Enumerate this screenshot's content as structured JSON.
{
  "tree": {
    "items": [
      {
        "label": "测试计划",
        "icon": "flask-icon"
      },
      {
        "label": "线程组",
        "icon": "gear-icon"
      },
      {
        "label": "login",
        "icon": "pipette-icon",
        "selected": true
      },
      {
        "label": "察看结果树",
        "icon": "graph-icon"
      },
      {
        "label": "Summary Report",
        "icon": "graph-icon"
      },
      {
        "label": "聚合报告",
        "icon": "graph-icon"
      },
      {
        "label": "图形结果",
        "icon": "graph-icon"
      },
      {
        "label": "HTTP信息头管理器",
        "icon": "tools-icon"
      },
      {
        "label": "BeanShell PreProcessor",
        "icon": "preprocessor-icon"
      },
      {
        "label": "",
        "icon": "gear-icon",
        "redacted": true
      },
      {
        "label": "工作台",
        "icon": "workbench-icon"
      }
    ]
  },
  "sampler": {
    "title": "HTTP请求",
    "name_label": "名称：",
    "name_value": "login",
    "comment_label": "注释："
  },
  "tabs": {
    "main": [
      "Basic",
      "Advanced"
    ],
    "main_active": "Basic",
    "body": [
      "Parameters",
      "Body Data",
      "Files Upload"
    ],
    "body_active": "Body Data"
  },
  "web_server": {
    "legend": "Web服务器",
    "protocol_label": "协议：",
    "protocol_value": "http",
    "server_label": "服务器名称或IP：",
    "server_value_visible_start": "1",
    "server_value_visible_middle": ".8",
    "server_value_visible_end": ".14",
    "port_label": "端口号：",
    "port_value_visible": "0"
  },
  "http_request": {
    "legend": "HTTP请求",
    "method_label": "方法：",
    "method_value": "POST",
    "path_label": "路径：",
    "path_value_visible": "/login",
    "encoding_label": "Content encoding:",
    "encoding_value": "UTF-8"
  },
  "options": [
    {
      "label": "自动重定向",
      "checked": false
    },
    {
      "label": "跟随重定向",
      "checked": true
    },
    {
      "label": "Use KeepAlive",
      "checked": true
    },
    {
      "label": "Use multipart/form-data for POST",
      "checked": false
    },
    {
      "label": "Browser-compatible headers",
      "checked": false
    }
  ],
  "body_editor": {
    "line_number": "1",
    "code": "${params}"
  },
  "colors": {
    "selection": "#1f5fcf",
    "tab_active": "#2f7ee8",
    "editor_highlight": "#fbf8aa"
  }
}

### EXERCISE
Read the entries and pick out all lines that include the word "true".

### OUTPUT OF THE EXERCISE
        "selected": true
        "redacted": true
      "checked": true
      "checked": true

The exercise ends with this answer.